Problem description
Find the string "무주택기간" and gather every line that holds it.
-- START OF Data excerpts --
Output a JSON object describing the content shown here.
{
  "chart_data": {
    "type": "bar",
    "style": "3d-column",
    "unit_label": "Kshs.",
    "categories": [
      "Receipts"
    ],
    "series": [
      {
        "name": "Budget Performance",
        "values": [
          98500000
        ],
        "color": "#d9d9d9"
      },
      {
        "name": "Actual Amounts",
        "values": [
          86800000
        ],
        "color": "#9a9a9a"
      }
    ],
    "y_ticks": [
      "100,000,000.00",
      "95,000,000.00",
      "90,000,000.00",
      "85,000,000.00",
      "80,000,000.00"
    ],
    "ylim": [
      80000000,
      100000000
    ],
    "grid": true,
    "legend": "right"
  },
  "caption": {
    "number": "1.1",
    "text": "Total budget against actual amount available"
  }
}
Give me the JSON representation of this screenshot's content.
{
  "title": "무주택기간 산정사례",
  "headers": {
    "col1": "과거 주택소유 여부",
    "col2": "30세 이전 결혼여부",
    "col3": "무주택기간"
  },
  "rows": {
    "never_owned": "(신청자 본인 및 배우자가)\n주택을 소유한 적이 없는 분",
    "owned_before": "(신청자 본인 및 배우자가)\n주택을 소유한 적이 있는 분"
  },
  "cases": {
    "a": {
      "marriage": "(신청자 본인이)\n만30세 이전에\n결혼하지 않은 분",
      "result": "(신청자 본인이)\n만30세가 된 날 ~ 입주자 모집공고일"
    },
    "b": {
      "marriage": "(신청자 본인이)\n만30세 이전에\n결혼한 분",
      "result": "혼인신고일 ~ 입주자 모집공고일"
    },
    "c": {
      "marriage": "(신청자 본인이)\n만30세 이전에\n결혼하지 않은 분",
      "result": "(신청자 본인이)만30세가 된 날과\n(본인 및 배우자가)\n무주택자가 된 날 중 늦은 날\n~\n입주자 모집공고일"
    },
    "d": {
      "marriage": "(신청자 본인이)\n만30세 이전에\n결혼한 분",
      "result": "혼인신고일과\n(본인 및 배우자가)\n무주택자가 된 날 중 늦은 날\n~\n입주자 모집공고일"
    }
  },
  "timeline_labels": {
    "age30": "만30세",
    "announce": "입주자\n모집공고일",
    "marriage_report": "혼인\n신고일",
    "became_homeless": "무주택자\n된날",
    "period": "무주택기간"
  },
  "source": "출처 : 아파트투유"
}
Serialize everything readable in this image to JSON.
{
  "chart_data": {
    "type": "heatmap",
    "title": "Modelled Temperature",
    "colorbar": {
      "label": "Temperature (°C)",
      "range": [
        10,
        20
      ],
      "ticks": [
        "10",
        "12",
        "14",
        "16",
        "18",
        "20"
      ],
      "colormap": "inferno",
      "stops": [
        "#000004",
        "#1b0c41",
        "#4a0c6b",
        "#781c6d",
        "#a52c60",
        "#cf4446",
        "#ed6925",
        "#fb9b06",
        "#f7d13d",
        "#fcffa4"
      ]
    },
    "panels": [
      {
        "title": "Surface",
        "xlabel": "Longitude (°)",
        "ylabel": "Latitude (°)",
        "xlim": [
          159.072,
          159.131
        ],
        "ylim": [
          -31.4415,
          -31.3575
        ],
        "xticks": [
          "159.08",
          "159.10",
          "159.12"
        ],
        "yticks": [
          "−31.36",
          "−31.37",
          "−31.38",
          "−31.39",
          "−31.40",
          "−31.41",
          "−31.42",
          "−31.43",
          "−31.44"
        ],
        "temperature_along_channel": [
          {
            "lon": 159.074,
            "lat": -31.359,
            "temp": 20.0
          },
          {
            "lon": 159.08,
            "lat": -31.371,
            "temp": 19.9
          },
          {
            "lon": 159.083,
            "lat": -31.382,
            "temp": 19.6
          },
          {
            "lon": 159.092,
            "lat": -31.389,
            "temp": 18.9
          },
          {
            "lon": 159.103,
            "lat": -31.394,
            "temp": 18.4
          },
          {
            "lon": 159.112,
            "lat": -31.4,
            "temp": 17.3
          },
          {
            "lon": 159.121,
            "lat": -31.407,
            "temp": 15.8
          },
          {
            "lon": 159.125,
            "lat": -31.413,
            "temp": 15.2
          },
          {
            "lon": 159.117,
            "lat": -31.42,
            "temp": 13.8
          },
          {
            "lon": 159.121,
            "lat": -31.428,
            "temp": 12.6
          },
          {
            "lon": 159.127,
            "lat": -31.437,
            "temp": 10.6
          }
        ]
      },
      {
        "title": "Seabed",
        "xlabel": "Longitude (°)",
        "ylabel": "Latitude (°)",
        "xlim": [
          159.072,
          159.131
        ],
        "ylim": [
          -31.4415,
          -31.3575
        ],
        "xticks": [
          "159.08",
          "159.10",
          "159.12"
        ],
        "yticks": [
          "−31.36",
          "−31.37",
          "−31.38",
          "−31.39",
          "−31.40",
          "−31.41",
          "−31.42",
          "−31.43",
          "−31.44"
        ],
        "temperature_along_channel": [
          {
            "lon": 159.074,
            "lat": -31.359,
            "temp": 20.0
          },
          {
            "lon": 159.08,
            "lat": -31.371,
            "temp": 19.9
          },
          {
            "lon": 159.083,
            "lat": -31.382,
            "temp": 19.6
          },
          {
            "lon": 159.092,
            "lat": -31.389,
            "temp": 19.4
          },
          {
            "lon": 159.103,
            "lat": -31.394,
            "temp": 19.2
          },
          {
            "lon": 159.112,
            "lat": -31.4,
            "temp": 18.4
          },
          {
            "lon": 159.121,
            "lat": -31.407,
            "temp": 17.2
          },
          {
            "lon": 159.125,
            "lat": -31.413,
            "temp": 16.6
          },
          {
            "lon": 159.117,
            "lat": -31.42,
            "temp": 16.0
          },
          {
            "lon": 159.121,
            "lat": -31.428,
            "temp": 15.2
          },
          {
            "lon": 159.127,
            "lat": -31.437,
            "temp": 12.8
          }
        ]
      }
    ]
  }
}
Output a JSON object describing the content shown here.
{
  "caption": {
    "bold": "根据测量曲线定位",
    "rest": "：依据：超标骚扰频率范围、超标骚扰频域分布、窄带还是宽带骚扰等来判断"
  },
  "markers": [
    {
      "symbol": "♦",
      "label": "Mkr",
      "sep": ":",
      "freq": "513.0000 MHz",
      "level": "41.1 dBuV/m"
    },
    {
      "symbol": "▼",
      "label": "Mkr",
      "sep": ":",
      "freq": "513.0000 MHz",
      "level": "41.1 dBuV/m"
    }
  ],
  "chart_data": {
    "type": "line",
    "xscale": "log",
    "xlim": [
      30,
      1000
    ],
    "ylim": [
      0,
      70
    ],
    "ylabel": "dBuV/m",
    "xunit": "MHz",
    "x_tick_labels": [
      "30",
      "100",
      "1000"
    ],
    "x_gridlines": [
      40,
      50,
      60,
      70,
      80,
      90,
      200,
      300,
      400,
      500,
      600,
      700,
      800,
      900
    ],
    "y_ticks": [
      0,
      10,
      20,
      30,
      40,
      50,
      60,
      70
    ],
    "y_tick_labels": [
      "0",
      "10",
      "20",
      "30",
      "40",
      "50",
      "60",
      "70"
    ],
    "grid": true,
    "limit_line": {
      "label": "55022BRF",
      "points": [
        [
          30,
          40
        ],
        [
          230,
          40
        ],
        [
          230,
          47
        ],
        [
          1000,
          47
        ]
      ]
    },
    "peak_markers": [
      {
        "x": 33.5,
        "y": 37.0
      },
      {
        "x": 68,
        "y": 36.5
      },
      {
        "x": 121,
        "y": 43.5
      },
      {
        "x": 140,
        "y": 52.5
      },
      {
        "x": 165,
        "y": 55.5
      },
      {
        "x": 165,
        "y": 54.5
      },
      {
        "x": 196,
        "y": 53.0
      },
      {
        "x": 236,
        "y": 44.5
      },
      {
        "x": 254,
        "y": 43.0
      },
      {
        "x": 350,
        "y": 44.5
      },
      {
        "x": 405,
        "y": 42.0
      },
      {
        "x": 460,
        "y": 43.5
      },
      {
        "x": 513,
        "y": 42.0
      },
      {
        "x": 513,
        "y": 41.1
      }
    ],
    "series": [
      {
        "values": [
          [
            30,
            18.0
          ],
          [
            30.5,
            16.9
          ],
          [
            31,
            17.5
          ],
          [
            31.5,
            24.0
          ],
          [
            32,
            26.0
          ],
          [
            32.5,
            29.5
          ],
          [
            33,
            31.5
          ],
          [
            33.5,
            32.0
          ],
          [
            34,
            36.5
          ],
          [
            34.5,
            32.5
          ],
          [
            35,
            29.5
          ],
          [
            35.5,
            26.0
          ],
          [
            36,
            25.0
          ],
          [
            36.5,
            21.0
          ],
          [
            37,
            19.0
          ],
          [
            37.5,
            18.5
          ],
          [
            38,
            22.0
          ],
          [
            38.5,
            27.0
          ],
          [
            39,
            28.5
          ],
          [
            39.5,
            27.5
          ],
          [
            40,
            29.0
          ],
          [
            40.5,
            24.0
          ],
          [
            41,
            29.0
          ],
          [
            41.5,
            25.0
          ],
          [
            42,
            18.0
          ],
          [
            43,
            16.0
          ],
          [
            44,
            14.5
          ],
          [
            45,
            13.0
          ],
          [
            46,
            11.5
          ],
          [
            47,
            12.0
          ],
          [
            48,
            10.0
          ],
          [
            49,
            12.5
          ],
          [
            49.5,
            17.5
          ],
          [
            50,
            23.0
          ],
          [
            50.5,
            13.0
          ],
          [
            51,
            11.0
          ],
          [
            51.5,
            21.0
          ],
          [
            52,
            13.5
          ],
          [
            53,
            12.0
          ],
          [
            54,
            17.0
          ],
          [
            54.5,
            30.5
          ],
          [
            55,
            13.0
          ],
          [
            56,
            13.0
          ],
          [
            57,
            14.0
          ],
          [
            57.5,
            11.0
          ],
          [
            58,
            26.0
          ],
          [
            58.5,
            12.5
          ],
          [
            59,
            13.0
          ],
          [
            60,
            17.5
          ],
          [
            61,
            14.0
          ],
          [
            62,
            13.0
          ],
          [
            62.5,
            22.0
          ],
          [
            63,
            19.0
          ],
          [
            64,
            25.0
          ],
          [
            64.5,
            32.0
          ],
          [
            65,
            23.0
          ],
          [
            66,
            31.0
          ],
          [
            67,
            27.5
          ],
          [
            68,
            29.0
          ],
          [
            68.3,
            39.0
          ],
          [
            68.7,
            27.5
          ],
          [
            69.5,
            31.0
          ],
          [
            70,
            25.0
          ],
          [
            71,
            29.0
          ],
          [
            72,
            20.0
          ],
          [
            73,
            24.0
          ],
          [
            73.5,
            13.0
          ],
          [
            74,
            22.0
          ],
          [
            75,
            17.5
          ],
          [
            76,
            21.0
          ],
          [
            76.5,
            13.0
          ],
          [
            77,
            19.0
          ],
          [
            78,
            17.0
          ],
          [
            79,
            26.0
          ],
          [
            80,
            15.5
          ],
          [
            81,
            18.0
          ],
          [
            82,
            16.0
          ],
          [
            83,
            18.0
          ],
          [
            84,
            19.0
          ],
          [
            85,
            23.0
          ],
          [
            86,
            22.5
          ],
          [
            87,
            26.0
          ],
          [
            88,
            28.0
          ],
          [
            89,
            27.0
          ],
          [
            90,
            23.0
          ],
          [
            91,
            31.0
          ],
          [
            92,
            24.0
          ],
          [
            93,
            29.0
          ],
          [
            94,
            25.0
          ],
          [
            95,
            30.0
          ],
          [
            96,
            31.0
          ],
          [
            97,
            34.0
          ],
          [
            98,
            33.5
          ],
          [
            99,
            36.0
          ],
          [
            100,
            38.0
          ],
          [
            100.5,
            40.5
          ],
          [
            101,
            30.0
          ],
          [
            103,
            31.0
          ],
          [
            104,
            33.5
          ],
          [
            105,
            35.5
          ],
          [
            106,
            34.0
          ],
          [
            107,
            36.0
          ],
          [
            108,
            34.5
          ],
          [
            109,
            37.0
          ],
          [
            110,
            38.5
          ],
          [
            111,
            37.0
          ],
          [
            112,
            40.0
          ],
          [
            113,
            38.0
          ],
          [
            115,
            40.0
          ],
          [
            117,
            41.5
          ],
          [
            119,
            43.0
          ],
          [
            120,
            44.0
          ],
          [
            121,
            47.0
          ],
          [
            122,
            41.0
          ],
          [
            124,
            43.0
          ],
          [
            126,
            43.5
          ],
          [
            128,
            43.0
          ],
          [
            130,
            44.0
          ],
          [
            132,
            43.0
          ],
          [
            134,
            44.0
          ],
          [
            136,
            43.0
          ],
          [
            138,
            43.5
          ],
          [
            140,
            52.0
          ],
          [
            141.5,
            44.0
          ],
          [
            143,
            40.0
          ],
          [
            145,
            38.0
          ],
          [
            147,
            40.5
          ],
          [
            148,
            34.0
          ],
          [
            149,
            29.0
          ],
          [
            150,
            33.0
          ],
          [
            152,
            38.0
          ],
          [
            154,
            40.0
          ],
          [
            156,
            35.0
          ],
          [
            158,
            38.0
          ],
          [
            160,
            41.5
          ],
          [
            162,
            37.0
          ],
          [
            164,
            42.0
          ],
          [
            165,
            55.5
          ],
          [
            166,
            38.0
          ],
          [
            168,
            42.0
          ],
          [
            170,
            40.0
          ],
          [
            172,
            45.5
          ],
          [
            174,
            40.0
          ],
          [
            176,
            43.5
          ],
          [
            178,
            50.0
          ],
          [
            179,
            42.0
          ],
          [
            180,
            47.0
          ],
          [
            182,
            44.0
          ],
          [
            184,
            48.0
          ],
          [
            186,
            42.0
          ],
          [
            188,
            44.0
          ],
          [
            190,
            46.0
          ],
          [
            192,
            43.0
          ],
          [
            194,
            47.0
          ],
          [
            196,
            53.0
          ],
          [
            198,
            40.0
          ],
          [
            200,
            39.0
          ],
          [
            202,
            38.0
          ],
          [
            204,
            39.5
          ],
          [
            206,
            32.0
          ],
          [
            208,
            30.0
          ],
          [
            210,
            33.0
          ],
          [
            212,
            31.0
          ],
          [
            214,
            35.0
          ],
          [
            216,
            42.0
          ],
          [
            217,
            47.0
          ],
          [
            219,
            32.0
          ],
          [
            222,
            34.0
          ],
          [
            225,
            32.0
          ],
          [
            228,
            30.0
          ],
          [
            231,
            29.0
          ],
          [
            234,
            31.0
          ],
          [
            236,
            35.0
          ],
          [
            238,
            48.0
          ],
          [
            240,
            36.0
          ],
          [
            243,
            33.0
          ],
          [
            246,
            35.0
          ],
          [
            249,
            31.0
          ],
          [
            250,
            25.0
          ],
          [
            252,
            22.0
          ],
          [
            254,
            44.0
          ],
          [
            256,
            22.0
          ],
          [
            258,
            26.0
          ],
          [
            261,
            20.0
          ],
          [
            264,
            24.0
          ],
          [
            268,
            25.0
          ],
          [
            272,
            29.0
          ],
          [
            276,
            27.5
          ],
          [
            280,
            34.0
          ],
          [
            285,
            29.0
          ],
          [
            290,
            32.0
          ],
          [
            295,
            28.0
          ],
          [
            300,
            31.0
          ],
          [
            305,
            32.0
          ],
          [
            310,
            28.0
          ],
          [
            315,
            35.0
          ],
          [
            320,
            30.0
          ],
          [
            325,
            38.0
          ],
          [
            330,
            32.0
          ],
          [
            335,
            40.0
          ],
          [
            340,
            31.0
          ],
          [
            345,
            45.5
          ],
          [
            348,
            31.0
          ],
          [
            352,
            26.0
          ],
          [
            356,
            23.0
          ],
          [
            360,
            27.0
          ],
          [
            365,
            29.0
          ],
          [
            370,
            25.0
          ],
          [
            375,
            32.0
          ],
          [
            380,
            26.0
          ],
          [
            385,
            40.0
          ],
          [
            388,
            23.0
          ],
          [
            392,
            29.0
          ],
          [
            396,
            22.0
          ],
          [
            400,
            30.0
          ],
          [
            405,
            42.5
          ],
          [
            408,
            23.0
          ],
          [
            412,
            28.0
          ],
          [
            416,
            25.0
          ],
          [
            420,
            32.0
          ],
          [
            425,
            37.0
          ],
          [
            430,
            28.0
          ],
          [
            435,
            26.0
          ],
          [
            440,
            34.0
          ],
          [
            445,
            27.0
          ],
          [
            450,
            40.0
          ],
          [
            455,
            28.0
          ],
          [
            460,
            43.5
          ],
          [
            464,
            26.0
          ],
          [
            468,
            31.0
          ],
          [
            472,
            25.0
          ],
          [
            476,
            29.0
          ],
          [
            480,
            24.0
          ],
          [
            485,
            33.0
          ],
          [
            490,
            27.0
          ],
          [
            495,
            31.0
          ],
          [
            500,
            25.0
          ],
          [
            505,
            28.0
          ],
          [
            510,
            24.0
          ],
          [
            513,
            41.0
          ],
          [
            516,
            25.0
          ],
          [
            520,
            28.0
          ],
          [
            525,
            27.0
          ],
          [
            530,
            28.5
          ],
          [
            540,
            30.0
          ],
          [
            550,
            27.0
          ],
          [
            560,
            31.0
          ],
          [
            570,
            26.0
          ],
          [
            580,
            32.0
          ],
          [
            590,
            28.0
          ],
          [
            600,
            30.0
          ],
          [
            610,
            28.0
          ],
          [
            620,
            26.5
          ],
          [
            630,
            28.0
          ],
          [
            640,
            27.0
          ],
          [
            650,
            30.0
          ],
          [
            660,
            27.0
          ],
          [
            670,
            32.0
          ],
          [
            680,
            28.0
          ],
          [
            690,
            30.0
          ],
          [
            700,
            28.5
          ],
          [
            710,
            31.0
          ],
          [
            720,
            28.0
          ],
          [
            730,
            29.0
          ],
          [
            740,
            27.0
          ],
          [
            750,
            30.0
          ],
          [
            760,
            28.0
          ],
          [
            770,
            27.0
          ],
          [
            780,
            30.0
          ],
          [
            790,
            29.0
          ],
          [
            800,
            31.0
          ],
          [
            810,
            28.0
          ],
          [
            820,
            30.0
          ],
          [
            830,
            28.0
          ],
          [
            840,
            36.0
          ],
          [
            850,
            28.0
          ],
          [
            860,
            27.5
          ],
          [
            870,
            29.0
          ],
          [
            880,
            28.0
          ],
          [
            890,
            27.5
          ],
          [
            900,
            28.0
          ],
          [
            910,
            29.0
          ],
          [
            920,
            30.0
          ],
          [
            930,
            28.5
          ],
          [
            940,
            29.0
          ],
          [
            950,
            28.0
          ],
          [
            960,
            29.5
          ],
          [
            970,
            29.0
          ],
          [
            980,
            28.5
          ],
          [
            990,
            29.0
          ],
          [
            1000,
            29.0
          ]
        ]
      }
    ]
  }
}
-- END OF Data excerpts --
Exercise answer
  "title": "무주택기간 산정사례",
    "col3": "무주택기간"
    "period": "무주택기간"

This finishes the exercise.